To do -
Search the records for "into" and copy each line that holds it.

Records to process -

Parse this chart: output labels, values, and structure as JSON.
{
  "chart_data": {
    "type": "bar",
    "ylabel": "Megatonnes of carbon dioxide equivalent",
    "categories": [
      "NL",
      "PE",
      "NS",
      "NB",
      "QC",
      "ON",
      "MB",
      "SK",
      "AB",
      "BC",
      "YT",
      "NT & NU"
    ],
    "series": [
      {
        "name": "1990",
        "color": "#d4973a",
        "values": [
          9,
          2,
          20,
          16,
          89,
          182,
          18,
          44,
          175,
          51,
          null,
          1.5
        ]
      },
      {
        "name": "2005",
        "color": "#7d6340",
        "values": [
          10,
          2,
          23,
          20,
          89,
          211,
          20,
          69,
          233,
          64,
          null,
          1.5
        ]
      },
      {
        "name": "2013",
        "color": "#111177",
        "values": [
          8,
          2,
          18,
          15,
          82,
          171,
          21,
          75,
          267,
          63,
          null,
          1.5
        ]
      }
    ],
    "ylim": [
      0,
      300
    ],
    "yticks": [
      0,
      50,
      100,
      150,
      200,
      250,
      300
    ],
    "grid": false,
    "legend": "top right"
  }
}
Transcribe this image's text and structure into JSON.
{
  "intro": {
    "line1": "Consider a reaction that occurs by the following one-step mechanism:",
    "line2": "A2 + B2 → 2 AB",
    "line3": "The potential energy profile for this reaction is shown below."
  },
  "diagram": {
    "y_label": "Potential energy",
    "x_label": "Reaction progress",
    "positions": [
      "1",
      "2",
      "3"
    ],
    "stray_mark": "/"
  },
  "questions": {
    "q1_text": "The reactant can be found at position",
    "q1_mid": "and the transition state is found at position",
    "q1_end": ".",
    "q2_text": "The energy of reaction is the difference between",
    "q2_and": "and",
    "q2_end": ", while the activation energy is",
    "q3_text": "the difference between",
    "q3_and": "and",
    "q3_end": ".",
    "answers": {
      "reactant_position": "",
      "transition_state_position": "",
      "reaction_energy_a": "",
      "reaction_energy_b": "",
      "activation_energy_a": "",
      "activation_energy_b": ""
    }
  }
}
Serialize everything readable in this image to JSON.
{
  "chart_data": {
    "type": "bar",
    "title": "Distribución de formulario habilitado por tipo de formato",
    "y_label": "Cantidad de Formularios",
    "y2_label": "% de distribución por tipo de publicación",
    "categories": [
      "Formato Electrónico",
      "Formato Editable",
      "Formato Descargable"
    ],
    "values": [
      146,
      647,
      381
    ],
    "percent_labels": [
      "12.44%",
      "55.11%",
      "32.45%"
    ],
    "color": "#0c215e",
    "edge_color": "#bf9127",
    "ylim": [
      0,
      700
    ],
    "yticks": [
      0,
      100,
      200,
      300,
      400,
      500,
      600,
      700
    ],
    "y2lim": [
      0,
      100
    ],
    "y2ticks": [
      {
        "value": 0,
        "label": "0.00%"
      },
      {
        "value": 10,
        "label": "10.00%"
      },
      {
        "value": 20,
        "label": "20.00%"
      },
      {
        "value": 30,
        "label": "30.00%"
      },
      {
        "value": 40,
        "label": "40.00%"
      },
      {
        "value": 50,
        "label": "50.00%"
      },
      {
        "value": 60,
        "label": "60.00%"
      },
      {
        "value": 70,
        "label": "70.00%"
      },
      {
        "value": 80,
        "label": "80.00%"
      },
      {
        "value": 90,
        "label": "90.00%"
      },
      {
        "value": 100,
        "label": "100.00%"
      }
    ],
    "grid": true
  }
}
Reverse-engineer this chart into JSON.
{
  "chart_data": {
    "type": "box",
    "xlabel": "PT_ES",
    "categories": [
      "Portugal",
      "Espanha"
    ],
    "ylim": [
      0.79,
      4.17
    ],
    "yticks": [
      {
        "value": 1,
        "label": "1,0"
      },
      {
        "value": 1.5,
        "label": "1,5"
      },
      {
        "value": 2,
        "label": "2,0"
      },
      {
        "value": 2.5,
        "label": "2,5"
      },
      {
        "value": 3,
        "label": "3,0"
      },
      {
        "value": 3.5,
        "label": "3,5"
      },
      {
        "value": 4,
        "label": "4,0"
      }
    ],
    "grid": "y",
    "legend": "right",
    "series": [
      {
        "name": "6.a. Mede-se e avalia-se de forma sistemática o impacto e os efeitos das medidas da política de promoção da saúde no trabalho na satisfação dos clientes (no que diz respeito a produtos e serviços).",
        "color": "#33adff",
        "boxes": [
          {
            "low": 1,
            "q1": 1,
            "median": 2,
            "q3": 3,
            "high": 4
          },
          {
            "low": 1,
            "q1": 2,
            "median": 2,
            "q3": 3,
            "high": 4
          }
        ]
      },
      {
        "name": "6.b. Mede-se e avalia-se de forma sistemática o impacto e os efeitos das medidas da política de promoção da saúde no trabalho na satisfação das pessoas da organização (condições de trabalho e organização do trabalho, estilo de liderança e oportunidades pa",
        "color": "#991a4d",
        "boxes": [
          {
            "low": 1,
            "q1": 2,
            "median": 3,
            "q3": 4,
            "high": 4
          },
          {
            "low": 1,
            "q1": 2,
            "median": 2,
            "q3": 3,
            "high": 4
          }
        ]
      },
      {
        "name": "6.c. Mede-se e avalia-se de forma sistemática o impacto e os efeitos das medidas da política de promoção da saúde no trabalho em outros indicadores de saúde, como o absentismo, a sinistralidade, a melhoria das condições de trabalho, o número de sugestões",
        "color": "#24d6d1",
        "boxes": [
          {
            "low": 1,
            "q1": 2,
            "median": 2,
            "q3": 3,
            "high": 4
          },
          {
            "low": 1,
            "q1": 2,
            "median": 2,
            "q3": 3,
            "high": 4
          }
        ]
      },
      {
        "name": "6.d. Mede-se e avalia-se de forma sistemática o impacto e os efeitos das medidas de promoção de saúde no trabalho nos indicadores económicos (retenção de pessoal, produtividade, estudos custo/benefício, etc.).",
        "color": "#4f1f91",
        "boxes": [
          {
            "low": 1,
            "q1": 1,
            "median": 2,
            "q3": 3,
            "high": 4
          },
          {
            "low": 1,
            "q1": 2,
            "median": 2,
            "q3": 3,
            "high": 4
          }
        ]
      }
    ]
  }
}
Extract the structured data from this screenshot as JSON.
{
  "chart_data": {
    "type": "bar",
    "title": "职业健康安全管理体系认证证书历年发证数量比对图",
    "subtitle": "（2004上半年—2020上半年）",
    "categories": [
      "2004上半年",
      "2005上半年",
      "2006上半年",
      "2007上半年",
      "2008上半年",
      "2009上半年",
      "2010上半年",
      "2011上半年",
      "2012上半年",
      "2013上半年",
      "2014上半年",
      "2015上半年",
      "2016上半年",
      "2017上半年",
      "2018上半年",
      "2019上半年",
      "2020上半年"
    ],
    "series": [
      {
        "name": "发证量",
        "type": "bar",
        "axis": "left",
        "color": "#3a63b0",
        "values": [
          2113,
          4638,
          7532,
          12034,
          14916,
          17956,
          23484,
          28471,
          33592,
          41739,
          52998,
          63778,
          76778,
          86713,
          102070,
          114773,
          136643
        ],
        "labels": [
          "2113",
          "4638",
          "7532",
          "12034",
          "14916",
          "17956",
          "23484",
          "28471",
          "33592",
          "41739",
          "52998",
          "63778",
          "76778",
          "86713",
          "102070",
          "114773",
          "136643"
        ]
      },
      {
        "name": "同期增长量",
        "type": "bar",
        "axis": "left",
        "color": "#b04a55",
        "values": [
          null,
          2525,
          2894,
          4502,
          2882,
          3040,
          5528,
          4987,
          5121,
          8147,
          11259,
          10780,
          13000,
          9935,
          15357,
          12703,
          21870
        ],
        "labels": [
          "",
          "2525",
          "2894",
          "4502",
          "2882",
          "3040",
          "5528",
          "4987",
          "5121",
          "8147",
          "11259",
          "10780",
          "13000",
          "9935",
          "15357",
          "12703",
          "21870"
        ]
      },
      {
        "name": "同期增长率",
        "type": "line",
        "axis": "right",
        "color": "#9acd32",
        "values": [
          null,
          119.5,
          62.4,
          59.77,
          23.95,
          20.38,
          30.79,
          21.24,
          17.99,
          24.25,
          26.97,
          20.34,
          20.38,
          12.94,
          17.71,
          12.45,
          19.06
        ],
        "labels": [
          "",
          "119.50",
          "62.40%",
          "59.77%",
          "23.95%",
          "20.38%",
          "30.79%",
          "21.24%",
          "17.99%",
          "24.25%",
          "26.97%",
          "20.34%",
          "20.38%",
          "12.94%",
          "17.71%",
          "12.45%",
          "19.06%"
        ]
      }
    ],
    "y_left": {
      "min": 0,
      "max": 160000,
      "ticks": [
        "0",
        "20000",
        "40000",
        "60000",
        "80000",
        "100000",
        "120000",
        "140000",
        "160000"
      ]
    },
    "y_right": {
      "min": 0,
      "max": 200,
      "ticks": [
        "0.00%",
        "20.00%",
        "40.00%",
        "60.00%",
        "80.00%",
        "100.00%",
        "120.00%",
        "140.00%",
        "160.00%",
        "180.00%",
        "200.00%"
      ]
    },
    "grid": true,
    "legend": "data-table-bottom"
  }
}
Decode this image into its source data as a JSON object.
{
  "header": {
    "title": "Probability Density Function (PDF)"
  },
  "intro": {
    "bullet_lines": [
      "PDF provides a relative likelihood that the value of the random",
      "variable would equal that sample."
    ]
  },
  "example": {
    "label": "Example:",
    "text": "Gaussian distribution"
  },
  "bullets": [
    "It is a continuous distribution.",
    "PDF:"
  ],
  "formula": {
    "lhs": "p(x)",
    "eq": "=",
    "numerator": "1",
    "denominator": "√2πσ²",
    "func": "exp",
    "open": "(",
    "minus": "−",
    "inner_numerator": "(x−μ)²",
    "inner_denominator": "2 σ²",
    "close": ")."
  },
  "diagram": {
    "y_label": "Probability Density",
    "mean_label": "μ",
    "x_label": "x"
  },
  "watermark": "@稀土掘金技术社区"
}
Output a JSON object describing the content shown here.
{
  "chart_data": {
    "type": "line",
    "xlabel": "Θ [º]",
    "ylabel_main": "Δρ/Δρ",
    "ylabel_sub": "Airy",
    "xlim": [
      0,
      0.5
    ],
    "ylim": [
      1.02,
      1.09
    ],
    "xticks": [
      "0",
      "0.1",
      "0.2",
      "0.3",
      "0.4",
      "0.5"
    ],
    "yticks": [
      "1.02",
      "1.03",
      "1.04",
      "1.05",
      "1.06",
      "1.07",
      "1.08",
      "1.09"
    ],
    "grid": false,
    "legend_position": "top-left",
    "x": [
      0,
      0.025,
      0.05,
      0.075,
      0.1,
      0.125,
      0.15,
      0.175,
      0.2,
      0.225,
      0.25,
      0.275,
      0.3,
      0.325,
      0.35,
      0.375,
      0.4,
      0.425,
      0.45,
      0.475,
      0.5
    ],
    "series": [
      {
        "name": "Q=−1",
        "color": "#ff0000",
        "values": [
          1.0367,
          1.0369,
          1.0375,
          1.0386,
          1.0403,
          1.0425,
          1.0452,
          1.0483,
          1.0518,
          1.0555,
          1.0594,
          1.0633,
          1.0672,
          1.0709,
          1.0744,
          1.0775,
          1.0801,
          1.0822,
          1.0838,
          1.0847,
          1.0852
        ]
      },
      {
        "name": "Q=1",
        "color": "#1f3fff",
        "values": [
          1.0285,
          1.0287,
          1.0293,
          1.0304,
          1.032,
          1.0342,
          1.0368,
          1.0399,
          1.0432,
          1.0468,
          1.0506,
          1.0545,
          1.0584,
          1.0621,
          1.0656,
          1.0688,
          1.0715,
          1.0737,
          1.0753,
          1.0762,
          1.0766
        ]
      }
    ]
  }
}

Correct result -
Transcribe this image's text and structure into JSON.
Reverse-engineer this chart into JSON.
Decode this image into its source data as a JSON object.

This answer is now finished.